### WRITTEN EXERCISE
Copy every line of the listing exactly.

### Recorded data
::::::
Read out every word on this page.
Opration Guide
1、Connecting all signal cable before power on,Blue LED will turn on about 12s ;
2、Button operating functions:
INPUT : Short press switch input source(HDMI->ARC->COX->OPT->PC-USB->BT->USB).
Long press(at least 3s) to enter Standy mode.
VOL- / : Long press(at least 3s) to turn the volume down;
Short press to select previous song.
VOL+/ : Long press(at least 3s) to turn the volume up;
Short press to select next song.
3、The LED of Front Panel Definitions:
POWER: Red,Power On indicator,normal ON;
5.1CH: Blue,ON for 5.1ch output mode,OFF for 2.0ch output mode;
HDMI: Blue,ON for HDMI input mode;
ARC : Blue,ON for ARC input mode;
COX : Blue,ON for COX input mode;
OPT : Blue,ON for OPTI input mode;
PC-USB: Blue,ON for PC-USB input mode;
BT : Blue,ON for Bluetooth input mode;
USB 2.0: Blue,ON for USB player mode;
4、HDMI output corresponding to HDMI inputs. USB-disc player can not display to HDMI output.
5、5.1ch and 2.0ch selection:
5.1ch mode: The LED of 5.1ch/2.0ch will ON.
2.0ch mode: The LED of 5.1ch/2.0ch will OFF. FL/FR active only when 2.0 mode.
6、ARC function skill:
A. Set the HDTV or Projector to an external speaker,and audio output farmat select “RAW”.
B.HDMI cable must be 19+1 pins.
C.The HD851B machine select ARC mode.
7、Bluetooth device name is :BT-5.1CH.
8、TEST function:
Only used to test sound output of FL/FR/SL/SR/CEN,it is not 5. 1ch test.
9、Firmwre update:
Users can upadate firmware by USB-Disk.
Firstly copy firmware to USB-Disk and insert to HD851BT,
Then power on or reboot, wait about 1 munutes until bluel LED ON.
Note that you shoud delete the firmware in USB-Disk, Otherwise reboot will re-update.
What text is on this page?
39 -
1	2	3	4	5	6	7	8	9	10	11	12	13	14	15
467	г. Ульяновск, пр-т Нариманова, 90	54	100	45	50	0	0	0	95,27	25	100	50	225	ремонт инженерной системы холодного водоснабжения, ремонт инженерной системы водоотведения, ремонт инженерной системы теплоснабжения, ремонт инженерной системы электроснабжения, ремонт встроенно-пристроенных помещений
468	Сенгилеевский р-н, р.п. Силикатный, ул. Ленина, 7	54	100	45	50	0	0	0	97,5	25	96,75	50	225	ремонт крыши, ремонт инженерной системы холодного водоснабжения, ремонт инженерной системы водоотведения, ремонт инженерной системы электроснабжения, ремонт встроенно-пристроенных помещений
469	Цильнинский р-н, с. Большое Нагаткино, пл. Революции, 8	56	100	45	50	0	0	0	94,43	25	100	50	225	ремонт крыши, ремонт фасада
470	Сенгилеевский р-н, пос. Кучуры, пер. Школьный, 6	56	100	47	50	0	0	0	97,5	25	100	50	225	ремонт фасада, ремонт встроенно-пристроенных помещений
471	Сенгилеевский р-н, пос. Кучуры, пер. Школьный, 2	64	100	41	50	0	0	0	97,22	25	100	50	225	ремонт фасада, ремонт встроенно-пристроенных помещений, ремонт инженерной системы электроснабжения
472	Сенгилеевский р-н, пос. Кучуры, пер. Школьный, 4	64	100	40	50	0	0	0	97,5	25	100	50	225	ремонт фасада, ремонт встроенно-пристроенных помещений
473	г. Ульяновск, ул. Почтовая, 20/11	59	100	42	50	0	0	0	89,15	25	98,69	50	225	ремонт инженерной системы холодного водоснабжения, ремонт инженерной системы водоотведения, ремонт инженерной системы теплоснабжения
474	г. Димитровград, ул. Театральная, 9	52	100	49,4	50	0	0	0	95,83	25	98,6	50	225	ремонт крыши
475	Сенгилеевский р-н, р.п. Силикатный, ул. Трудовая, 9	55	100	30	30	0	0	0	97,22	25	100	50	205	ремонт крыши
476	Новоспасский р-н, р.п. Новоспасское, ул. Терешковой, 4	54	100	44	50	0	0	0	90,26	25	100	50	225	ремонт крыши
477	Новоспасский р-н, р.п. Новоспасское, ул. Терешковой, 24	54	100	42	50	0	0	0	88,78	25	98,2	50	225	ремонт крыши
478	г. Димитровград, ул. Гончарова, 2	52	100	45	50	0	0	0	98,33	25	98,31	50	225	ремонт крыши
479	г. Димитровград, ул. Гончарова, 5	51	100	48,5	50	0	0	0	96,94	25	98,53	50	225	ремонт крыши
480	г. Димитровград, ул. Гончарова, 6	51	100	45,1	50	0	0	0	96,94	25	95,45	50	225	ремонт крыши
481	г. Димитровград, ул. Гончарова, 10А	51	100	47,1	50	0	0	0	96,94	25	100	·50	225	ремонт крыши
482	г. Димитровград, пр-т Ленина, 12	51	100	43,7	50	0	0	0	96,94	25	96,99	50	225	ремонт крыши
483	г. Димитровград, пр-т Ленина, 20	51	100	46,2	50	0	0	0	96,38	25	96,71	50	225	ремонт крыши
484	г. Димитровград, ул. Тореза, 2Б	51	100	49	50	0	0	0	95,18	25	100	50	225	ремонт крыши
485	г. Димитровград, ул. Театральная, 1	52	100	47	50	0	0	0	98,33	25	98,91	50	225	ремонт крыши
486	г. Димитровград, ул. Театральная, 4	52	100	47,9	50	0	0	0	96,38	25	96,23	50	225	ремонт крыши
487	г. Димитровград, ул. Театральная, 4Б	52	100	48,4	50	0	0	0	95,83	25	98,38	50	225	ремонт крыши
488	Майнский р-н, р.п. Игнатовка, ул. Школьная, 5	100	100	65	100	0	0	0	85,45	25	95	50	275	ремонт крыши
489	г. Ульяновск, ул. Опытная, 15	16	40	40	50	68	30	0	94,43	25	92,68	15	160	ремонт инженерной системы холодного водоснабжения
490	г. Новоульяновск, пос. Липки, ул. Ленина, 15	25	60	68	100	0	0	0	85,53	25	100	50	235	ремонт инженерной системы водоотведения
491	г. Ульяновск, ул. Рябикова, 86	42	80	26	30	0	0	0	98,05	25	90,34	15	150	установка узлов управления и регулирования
::::::
### SOLUTION TO THE EXERCISE
Read out every word on this page.
Opration Guide
1、Connecting all signal cable before power on,Blue LED will turn on about 12s ;
2、Button operating functions:
INPUT : Short press switch input source(HDMI->ARC->COX->OPT->PC-USB->BT->USB).
Long press(at least 3s) to enter Standy mode.
VOL- / : Long press(at least 3s) to turn the volume down;
Short press to select previous song.
VOL+/ : Long press(at least 3s) to turn the volume up;
Short press to select next song.
3、The LED of Front Panel Definitions:
POWER: Red,Power On indicator,normal ON;
5.1CH: Blue,ON for 5.1ch output mode,OFF for 2.0ch output mode;
HDMI: Blue,ON for HDMI input mode;
ARC : Blue,ON for ARC input mode;
COX : Blue,ON for COX input mode;
OPT : Blue,ON for OPTI input mode;
PC-USB: Blue,ON for PC-USB input mode;
BT : Blue,ON for Bluetooth input mode;
USB 2.0: Blue,ON for USB player mode;
4、HDMI output corresponding to HDMI inputs. USB-disc player can not display to HDMI output.
5、5.1ch and 2.0ch selection:
5.1ch mode: The LED of 5.1ch/2.0ch will ON.
2.0ch mode: The LED of 5.1ch/2.0ch will OFF. FL/FR active only when 2.0 mode.
6、ARC function skill:
A. Set the HDTV or Projector to an external speaker,and audio output farmat select “RAW”.
B.HDMI cable must be 19+1 pins.
C.The HD851B machine select ARC mode.
7、Bluetooth device name is :BT-5.1CH.
8、TEST function:
Only used to test sound output of FL/FR/SL/SR/CEN,it is not 5. 1ch test.
9、Firmwre update:
Users can upadate firmware by USB-Disk.
Firstly copy firmware to USB-Disk and insert to HD851BT,
Then power on or reboot, wait about 1 munutes until bluel LED ON.
Note that you shoud delete the firmware in USB-Disk, Otherwise reboot will re-update.
What text is on this page?
39 -
1	2	3	4	5	6	7	8	9	10	11	12	13	14	15
467	г. Ульяновск, пр-т Нариманова, 90	54	100	45	50	0	0	0	95,27	25	100	50	225	ремонт инженерной системы холодного водоснабжения, ремонт инженерной системы водоотведения, ремонт инженерной системы теплоснабжения, ремонт инженерной системы электроснабжения, ремонт встроенно-пристроенных помещений
468	Сенгилеевский р-н, р.п. Силикатный, ул. Ленина, 7	54	100	45	50	0	0	0	97,5	25	96,75	50	225	ремонт крыши, ремонт инженерной системы холодного водоснабжения, ремонт инженерной системы водоотведения, ремонт инженерной системы электроснабжения, ремонт встроенно-пристроенных помещений
469	Цильнинский р-н, с. Большое Нагаткино, пл. Революции, 8	56	100	45	50	0	0	0	94,43	25	100	50	225	ремонт крыши, ремонт фасада
470	Сенгилеевский р-н, пос. Кучуры, пер. Школьный, 6	56	100	47	50	0	0	0	97,5	25	100	50	225	ремонт фасада, ремонт встроенно-пристроенных помещений
471	Сенгилеевский р-н, пос. Кучуры, пер. Школьный, 2	64	100	41	50	0	0	0	97,22	25	100	50	225	ремонт фасада, ремонт встроенно-пристроенных помещений, ремонт инженерной системы электроснабжения
472	Сенгилеевский р-н, пос. Кучуры, пер. Школьный, 4	64	100	40	50	0	0	0	97,5	25	100	50	225	ремонт фасада, ремонт встроенно-пристроенных помещений
473	г. Ульяновск, ул. Почтовая, 20/11	59	100	42	50	0	0	0	89,15	25	98,69	50	225	ремонт инженерной системы холодного водоснабжения, ремонт инженерной системы водоотведения, ремонт инженерной системы теплоснабжения
474	г. Димитровград, ул. Театральная, 9	52	100	49,4	50	0	0	0	95,83	25	98,6	50	225	ремонт крыши
475	Сенгилеевский р-н, р.п. Силикатный, ул. Трудовая, 9	55	100	30	30	0	0	0	97,22	25	100	50	205	ремонт крыши
476	Новоспасский р-н, р.п. Новоспасское, ул. Терешковой, 4	54	100	44	50	0	0	0	90,26	25	100	50	225	ремонт крыши
477	Новоспасский р-н, р.п. Новоспасское, ул. Терешковой, 24	54	100	42	50	0	0	0	88,78	25	98,2	50	225	ремонт крыши
478	г. Димитровград, ул. Гончарова, 2	52	100	45	50	0	0	0	98,33	25	98,31	50	225	ремонт крыши
479	г. Димитровград, ул. Гончарова, 5	51	100	48,5	50	0	0	0	96,94	25	98,53	50	225	ремонт крыши
480	г. Димитровград, ул. Гончарова, 6	51	100	45,1	50	0	0	0	96,94	25	95,45	50	225	ремонт крыши
481	г. Димитровград, ул. Гончарова, 10А	51	100	47,1	50	0	0	0	96,94	25	100	·50	225	ремонт крыши
482	г. Димитровград, пр-т Ленина, 12	51	100	43,7	50	0	0	0	96,94	25	96,99	50	225	ремонт крыши
483	г. Димитровград, пр-т Ленина, 20	51	100	46,2	50	0	0	0	96,38	25	96,71	50	225	ремонт крыши
484	г. Димитровград, ул. Тореза, 2Б	51	100	49	50	0	0	0	95,18	25	100	50	225	ремонт крыши
485	г. Димитровград, ул. Театральная, 1	52	100	47	50	0	0	0	98,33	25	98,91	50	225	ремонт крыши
486	г. Димитровград, ул. Театральная, 4	52	100	47,9	50	0	0	0	96,38	25	96,23	50	225	ремонт крыши
487	г. Димитровград, ул. Театральная, 4Б	52	100	48,4	50	0	0	0	95,83	25	98,38	50	225	ремонт крыши
488	Майнский р-н, р.п. Игнатовка, ул. Школьная, 5	100	100	65	100	0	0	0	85,45	25	95	50	275	ремонт крыши
489	г. Ульяновск, ул. Опытная, 15	16	40	40	50	68	30	0	94,43	25	92,68	15	160	ремонт инженерной системы холодного водоснабжения
490	г. Новоульяновск, пос. Липки, ул. Ленина, 15	25	60	68	100	0	0	0	85,53	25	100	50	235	ремонт инженерной системы водоотведения
491	г. Ульяновск, ул. Рябикова, 86	42	80	26	30	0	0	0	98,05	25	90,34	15	150	установка узлов управления и регулирования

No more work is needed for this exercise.